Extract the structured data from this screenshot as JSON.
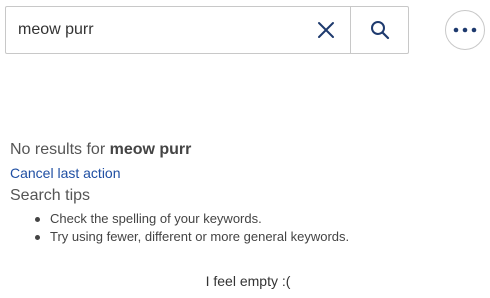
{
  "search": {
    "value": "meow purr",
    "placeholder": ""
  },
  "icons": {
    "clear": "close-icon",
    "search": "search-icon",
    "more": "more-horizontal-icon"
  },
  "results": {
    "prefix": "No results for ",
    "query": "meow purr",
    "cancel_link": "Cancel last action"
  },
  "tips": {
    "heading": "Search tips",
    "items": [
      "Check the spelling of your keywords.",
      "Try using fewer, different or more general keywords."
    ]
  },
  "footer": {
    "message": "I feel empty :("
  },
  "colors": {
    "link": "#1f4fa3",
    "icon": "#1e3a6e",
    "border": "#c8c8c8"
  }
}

⁂

- What you are asked to do -
Reproduce the records above exactly, leaving out every picture they contain.

- The reply -
Extract the structured data from this screenshot as JSON.
{
  "search": {
    "value": "meow purr",
    "placeholder": ""
  },
  "icons": {
    "clear": "close-icon",
    "search": "search-icon",
    "more": "more-horizontal-icon"
  },
  "results": {
    "prefix": "No results for ",
    "query": "meow purr",
    "cancel_link": "Cancel last action"
  },
  "tips": {
    "heading": "Search tips",
    "items": [
      "Check the spelling of your keywords.",
      "Try using fewer, different or more general keywords."
    ]
  },
  "footer": {
    "message": "I feel empty :("
  },
  "colors": {
    "link": "#1f4fa3",
    "icon": "#1e3a6e",
    "border": "#c8c8c8"
  }
}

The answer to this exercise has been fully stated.